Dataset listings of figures
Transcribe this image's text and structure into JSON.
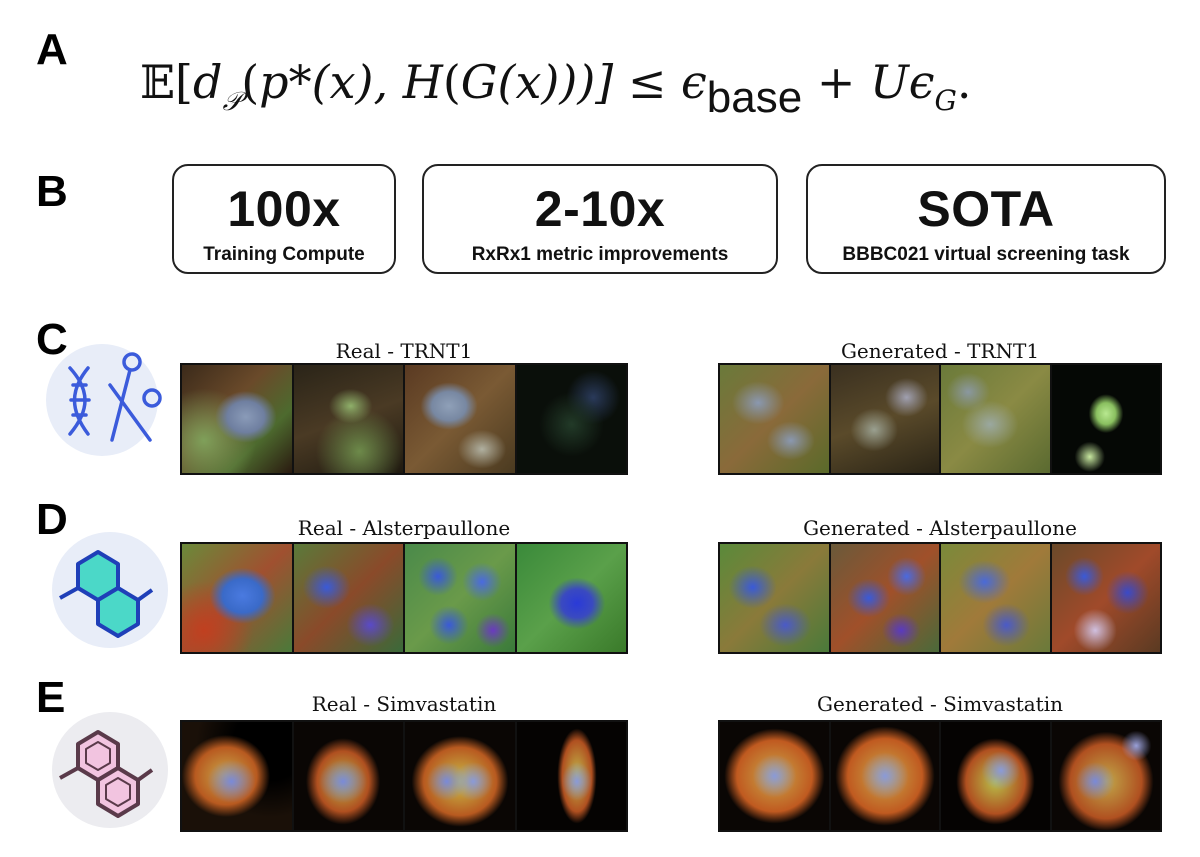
{
  "panels": {
    "a": "A",
    "b": "B",
    "c": "C",
    "d": "D",
    "e": "E"
  },
  "equation": {
    "E": "𝔼[",
    "d": "d",
    "p_sub": "𝒫",
    "mid": "(",
    "pstar": "p*",
    "x1": "(x), ",
    "H": "H",
    "paren1": "(",
    "G": "G",
    "x2": "(x)))] ≤ ",
    "eps": "ϵ",
    "base": "base",
    "plus": " + ",
    "U": "Uϵ",
    "G_sub": "G",
    "end": "."
  },
  "stats": [
    {
      "value": "100x",
      "caption": "Training Compute"
    },
    {
      "value": "2-10x",
      "caption": "RxRx1 metric improvements"
    },
    {
      "value": "SOTA",
      "caption": "BBBC021 virtual screening task"
    }
  ],
  "rows": [
    {
      "real_title": "Real - TRNT1",
      "gen_title": "Generated - TRNT1",
      "icon": "crispr-scissors-icon"
    },
    {
      "real_title": "Real - Alsterpaullone",
      "gen_title": "Generated - Alsterpaullone",
      "icon": "molecule-blue-icon"
    },
    {
      "real_title": "Real - Simvastatin",
      "gen_title": "Generated - Simvastatin",
      "icon": "molecule-pink-icon"
    }
  ],
  "colors": {
    "icon_blue": "#3b5bdb",
    "icon_teal": "#2fd3c0",
    "icon_pink_stroke": "#5a3a4a",
    "icon_pink_fill": "#f2c4e0"
  }
}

◆ GIVEN REQUEST: Gather up the lines that contain the word "Simvastatin".

◆ EXERCISE OUTPUT:
      "real_title": "Real - Simvastatin",
      "gen_title": "Generated - Simvastatin",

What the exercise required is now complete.